Extracted data entries:
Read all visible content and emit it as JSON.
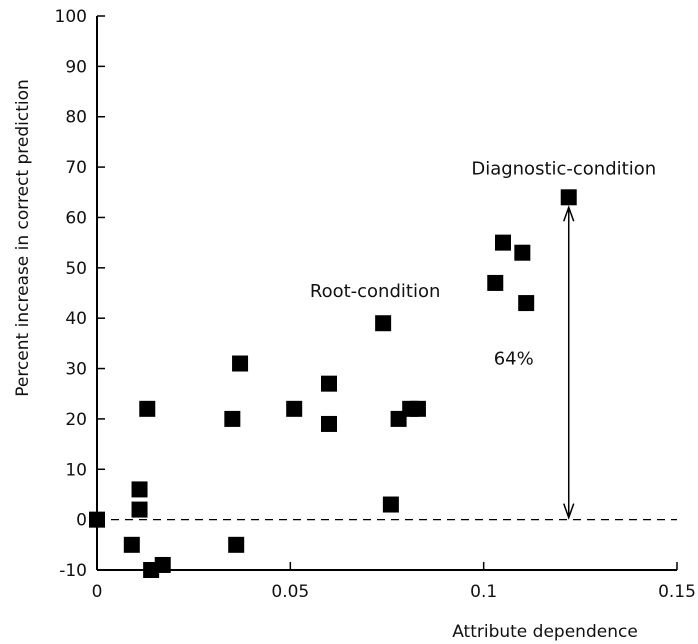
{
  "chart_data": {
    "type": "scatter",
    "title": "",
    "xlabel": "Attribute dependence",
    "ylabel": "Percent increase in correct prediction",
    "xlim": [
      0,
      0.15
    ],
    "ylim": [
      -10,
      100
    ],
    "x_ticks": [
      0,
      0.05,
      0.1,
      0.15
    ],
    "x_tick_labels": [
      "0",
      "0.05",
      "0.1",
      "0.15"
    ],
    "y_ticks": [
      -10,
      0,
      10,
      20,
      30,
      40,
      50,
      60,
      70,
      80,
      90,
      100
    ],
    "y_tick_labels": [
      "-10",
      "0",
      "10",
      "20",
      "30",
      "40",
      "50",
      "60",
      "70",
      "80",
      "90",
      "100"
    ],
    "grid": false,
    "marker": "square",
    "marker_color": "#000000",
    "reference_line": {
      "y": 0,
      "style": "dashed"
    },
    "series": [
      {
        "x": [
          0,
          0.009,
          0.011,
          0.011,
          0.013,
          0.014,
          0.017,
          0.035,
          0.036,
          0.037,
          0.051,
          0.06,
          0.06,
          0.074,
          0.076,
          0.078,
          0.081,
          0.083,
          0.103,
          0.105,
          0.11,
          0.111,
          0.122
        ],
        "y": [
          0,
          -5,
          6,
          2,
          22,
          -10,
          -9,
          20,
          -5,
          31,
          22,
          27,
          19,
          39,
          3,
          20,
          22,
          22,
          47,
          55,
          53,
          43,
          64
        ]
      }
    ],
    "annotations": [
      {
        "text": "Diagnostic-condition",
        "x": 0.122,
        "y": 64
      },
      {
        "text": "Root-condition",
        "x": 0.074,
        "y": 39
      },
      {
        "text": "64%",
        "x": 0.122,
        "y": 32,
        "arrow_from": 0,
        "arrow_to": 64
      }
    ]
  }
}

---

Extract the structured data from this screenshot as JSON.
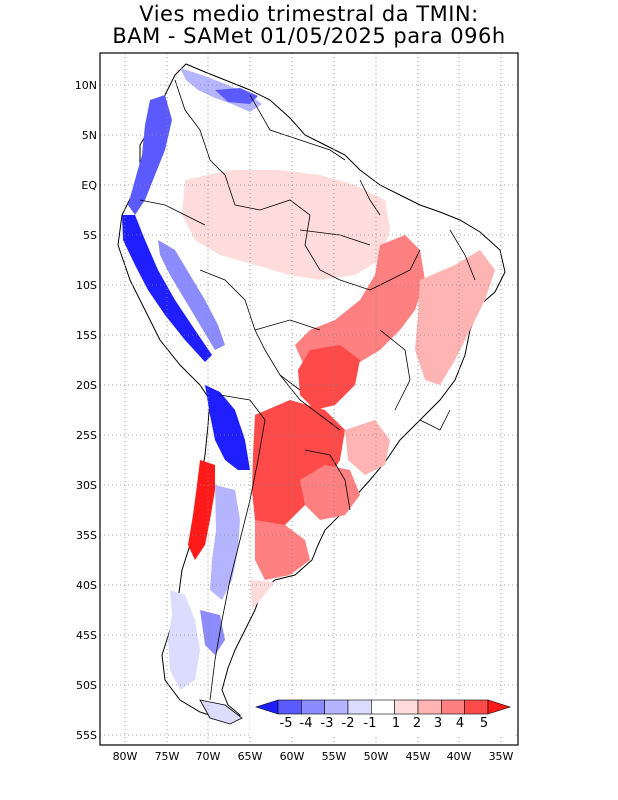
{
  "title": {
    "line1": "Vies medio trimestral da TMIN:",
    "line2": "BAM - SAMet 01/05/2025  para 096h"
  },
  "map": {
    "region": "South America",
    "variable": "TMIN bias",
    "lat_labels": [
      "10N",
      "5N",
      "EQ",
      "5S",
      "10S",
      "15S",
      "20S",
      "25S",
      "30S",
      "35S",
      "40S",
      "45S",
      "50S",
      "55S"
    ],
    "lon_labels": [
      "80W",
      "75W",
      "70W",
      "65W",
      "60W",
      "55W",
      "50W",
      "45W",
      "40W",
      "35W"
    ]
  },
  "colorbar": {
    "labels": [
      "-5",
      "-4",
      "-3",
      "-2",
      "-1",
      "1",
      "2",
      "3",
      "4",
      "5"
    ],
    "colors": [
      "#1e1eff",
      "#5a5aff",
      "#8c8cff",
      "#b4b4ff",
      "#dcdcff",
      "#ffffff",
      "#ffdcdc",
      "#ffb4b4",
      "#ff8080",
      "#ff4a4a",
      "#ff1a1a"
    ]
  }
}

==

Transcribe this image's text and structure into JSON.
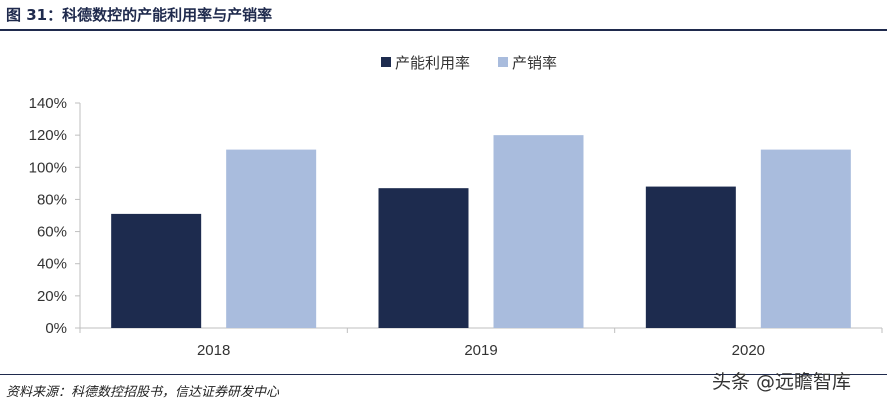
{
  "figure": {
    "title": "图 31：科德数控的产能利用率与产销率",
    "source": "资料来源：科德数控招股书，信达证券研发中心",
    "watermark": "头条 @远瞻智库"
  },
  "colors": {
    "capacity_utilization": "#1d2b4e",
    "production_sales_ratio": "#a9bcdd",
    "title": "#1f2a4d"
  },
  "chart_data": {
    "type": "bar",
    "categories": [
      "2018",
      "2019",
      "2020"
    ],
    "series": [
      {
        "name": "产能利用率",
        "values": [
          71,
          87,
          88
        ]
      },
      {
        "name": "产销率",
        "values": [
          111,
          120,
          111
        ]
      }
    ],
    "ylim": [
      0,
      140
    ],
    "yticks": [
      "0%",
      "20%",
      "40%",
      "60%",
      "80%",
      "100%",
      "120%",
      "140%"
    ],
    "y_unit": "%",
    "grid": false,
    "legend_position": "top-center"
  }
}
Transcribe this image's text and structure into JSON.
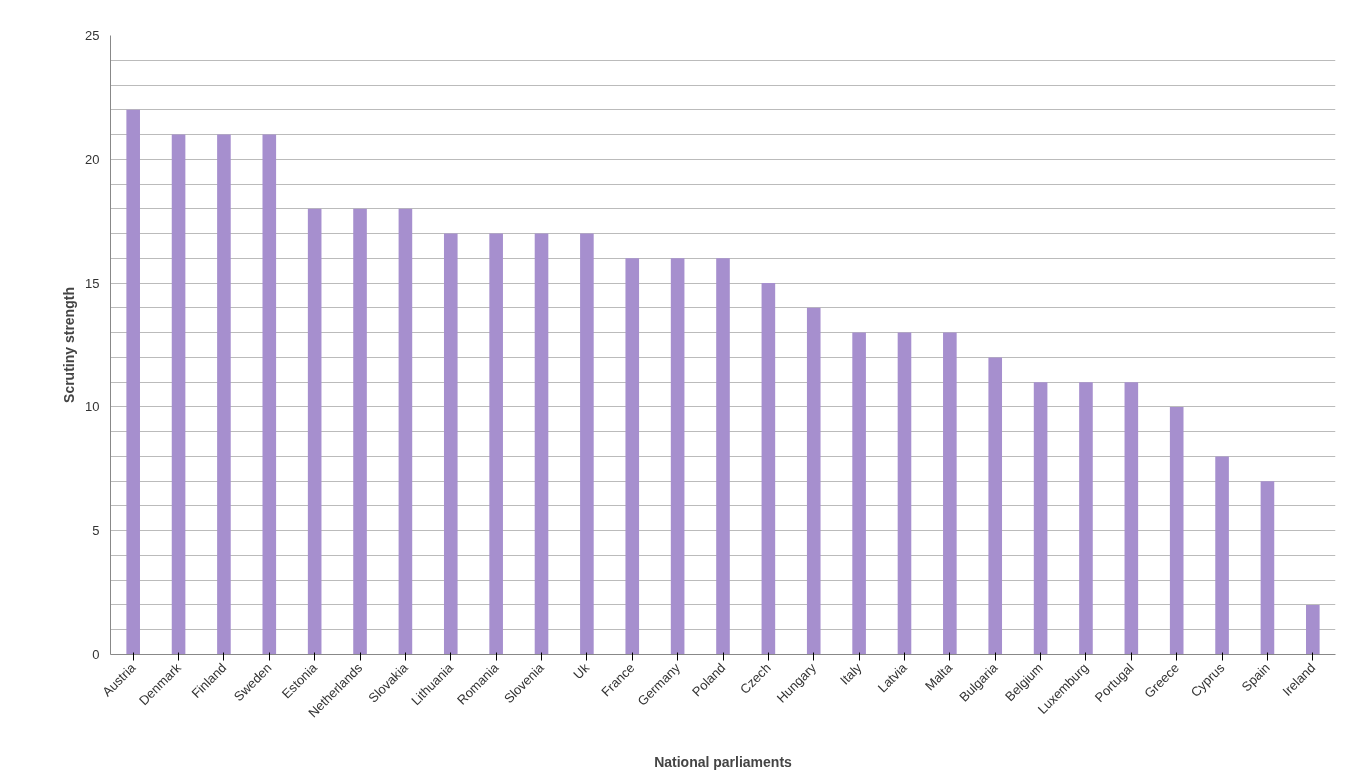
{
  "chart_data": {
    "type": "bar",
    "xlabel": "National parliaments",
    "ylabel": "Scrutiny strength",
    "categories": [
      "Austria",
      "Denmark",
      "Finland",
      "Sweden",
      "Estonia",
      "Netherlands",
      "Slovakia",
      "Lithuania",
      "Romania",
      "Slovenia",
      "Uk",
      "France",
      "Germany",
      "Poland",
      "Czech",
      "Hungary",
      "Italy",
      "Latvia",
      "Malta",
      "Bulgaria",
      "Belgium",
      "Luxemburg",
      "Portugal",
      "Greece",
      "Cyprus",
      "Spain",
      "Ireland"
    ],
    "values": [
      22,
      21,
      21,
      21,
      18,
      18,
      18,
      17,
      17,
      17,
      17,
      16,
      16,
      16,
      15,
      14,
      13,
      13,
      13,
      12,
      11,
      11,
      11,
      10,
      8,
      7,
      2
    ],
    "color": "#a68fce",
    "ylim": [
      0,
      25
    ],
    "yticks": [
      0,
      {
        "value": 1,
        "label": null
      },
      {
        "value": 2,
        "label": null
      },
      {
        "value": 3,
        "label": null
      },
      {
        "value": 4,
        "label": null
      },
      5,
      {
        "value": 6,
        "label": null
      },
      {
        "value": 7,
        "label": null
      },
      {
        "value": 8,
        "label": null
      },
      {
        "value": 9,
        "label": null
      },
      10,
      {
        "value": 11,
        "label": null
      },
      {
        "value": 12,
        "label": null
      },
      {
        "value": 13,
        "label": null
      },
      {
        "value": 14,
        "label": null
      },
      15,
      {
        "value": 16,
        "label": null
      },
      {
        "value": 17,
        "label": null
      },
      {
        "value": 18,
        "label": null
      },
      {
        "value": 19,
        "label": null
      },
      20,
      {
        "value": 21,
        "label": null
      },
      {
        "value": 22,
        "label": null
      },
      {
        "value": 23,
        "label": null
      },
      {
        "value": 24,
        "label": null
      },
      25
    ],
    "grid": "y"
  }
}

## EXERCISE REQUIREMENTS
In the records shown above, how many lines include the word "xlabel"? Answer with the number only.

## THE ANSWER
2